→ **DO THIS**
Every line that contains "JSON" counts once; give the total number of such lines, with no other words.

→ **SOURCE DATA**
■ ■ ■ ■ ■ ■ ■
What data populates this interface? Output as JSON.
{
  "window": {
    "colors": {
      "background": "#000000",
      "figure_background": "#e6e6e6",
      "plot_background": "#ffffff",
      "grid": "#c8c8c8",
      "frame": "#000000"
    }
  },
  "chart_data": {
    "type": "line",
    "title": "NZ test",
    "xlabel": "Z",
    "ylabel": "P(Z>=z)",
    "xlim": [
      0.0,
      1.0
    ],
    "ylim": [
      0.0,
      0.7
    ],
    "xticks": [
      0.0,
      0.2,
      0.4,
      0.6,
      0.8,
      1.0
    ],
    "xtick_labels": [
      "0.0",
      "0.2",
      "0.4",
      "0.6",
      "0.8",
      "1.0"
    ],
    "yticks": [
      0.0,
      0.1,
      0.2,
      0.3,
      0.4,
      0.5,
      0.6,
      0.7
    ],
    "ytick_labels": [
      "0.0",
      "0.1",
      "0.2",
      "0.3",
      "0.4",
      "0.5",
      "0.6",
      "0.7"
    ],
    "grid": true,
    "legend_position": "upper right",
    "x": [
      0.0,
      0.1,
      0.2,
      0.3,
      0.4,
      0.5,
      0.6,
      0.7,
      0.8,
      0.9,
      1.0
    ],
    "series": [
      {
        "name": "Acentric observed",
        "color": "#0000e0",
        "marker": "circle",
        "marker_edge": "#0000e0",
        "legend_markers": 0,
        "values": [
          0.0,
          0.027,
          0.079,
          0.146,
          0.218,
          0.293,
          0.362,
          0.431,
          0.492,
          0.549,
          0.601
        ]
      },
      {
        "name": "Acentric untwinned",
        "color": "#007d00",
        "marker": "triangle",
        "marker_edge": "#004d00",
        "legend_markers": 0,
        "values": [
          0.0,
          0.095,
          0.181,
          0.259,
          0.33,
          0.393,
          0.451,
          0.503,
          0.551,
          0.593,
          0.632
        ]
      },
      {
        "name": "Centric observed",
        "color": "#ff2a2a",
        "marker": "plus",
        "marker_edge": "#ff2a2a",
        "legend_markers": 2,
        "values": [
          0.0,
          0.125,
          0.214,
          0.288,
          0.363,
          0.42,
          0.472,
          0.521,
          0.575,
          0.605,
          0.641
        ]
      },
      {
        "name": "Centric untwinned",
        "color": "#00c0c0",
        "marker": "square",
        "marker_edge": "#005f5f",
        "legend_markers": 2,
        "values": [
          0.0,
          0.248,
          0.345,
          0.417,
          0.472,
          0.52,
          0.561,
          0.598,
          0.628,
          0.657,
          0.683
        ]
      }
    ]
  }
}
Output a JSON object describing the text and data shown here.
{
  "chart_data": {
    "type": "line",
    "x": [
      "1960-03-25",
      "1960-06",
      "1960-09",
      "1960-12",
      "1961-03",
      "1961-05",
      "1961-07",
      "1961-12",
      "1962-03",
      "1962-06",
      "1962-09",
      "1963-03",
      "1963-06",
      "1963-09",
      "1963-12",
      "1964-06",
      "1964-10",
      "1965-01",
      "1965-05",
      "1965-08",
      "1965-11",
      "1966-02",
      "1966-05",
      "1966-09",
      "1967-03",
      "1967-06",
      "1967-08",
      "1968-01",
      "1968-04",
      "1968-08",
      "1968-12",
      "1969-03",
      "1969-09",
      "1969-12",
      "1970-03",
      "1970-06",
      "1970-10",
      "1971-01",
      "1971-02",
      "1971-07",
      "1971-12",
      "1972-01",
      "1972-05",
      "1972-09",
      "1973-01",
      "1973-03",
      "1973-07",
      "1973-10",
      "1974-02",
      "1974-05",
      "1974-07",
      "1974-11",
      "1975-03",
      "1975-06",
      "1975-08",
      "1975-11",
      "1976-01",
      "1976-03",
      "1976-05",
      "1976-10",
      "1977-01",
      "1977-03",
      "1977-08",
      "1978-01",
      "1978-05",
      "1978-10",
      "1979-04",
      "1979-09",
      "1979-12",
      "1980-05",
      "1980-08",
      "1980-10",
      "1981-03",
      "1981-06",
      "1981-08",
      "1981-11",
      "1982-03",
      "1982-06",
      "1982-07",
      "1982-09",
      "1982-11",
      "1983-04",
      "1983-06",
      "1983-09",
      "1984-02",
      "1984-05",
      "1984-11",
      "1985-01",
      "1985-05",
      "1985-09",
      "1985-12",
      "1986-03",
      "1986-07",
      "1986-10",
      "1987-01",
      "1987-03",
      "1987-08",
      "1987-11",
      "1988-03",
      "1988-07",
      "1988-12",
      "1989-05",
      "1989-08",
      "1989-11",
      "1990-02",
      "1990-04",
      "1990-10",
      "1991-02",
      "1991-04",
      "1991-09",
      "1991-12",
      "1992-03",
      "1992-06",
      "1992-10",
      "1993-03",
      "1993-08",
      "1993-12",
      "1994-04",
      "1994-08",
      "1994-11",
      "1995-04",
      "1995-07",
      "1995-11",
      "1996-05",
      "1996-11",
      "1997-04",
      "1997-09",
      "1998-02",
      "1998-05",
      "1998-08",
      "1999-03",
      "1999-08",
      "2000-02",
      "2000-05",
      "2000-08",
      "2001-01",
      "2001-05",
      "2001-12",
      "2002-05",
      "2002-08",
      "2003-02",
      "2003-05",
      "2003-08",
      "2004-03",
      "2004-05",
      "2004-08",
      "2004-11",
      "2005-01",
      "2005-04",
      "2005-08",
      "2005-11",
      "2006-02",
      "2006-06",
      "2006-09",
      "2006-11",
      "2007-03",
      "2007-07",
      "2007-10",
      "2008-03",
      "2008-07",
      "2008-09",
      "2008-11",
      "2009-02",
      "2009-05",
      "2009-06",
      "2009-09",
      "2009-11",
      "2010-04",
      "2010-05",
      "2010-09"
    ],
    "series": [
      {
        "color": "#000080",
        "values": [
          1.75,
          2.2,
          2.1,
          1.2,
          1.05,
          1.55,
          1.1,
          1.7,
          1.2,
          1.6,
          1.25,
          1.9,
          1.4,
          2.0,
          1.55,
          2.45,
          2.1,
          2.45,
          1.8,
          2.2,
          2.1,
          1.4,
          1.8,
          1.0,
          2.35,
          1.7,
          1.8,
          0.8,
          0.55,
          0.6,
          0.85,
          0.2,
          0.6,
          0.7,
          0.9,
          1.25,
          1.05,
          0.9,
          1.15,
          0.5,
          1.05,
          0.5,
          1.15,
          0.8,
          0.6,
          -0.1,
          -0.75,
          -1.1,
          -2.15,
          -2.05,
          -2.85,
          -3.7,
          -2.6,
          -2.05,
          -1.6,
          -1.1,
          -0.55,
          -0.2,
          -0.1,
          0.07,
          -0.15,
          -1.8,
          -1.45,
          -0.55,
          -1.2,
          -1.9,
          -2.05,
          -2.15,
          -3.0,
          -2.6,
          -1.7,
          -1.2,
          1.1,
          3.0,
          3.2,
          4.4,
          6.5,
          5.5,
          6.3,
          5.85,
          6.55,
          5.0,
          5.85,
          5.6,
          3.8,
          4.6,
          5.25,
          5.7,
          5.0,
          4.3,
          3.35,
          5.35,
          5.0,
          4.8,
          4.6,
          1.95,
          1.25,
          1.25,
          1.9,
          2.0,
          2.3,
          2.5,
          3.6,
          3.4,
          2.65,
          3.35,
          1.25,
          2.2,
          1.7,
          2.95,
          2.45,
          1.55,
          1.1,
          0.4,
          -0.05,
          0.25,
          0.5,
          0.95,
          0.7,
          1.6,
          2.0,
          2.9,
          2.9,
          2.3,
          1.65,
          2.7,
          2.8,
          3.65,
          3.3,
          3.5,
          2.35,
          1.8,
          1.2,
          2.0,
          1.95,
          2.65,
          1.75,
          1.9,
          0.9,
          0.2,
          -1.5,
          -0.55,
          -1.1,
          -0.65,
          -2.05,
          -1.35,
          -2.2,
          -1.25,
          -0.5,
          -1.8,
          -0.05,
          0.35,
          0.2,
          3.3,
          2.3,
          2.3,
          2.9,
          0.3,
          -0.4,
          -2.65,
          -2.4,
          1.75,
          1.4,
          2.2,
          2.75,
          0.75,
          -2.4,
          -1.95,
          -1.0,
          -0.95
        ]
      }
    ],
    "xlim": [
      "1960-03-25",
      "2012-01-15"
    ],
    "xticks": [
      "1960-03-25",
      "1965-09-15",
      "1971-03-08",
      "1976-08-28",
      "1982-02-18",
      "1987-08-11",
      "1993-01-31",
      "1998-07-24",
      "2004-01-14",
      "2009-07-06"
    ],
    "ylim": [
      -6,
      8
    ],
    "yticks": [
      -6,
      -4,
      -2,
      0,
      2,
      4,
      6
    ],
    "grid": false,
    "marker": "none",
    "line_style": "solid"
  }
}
■ ■ ■ ■ ■ ■ ■
→ **PROBLEM SOLUTION**
2